(Entries with figure data)
>> Begin
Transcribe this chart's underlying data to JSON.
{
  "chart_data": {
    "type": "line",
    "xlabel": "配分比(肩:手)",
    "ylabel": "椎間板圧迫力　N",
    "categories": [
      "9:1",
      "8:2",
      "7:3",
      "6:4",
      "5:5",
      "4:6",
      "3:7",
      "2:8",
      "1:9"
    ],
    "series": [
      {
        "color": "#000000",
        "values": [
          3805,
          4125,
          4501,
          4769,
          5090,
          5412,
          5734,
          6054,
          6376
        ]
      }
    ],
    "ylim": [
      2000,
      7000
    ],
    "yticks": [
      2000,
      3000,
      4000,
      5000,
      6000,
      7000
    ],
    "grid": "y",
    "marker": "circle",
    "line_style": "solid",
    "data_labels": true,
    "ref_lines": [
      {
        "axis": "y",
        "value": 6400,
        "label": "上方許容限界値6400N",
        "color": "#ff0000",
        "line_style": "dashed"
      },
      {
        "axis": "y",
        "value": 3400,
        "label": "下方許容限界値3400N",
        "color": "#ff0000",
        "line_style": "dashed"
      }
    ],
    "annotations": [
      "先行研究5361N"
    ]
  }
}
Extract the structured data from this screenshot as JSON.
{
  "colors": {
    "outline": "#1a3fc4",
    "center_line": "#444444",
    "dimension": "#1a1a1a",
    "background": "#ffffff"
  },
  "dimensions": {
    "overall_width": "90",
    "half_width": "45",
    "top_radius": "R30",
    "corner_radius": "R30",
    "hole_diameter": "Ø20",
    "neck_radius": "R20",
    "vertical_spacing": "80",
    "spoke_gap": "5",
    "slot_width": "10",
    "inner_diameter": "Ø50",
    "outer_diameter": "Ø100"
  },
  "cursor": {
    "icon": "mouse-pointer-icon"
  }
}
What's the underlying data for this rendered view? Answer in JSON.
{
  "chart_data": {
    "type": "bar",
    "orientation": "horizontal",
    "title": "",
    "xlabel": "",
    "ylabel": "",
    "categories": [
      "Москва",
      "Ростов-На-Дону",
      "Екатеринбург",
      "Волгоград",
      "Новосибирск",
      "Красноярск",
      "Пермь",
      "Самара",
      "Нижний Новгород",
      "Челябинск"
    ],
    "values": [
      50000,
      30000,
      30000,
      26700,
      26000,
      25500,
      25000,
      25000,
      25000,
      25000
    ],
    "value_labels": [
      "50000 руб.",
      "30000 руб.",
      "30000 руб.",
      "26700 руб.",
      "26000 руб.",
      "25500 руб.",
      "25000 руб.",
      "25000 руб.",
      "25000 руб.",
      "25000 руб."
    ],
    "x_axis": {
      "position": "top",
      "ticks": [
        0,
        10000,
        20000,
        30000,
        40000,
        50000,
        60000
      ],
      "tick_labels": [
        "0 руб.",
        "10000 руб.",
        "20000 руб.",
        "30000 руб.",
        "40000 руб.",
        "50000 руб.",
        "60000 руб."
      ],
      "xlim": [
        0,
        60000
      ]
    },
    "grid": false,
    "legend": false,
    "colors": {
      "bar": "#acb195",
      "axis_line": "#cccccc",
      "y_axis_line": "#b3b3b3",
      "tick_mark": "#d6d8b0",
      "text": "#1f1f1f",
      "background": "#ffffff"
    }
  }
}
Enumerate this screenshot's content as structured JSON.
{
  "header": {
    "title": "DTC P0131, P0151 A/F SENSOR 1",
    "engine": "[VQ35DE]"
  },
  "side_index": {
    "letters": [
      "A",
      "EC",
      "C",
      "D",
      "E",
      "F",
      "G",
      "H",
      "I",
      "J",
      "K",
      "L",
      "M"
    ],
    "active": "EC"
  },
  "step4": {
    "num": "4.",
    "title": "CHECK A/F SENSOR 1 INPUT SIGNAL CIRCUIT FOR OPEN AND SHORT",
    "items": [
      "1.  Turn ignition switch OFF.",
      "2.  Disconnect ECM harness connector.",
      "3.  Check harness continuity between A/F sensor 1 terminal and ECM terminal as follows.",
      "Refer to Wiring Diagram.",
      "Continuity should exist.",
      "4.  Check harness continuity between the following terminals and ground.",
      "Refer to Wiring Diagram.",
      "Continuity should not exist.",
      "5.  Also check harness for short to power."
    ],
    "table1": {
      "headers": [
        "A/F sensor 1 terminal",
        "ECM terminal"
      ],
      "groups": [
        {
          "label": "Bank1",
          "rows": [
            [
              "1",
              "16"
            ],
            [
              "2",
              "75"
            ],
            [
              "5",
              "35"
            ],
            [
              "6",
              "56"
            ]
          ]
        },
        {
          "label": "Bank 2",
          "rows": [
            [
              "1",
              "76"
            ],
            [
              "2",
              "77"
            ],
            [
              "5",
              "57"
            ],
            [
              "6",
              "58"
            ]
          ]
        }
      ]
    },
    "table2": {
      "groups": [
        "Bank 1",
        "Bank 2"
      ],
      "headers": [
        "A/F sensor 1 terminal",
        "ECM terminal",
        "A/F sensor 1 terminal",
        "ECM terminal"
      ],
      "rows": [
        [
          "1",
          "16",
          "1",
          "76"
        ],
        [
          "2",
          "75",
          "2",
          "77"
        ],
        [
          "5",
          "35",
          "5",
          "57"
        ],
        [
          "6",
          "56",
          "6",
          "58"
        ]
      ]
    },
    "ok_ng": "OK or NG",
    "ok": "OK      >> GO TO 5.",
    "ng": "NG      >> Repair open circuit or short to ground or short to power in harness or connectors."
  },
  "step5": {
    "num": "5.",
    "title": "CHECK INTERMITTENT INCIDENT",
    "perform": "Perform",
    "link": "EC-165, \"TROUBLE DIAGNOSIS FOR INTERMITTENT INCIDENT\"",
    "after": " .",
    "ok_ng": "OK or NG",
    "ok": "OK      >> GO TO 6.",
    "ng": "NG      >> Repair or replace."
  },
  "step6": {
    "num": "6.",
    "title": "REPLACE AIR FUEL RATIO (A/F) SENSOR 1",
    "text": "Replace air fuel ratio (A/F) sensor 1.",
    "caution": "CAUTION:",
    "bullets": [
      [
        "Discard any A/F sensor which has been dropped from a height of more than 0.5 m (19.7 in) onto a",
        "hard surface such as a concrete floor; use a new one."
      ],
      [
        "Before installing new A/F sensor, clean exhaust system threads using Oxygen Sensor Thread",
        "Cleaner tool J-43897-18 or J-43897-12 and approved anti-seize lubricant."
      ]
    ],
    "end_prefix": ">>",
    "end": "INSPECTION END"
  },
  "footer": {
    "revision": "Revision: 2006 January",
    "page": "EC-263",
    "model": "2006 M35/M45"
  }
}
>> End
-- Task to carry out --
Reproduce every line from the entries that holds the word "Repair".

-- Task result --
    "ng": "NG      >> Repair open circuit or short to ground or short to power in harness or connectors."
    "ng": "NG      >> Repair or replace."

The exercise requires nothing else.